STATED TASK:
Pick out each line in these entries that contains the string "Mike".

ROWS:
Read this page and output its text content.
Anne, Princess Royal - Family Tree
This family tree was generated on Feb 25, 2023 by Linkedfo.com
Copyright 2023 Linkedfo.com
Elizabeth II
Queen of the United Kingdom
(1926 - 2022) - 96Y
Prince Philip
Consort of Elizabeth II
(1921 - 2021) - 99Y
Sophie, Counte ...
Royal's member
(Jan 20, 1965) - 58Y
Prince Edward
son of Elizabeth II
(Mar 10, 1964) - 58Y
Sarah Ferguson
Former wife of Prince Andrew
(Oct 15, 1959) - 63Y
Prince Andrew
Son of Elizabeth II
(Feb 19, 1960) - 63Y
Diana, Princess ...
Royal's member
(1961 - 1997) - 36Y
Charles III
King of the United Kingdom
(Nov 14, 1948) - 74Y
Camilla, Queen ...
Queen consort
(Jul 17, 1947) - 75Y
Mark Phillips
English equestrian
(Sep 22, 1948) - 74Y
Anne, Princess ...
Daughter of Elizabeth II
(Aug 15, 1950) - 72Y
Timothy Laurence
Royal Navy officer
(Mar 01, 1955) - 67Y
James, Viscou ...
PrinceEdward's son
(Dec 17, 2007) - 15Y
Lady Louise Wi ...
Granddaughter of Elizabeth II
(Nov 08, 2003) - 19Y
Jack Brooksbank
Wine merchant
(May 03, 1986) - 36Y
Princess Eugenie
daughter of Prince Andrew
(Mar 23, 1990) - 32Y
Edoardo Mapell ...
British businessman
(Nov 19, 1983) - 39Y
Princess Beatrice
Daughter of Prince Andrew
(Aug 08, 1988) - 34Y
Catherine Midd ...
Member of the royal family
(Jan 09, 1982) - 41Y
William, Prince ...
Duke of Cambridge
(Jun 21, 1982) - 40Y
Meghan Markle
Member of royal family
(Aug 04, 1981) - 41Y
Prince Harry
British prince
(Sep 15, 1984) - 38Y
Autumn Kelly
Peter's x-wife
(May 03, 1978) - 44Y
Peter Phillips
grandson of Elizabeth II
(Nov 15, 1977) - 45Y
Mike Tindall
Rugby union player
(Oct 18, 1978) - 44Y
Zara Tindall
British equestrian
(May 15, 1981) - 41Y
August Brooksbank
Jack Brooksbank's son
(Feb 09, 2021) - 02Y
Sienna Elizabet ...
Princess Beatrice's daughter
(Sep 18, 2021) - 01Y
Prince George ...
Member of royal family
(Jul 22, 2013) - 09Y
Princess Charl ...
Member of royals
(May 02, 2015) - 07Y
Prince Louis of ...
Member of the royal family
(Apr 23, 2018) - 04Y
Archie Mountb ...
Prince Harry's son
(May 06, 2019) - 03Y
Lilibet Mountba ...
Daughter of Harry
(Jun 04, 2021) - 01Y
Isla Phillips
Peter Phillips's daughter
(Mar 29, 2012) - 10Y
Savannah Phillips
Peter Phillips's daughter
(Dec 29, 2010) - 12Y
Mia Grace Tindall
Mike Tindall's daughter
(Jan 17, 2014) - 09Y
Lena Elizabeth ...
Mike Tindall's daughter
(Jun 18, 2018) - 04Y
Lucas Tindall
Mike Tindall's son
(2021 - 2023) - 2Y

ANSWER TO THE TASK:
Mike Tindall
Mike Tindall's daughter
Mike Tindall's daughter
Mike Tindall's son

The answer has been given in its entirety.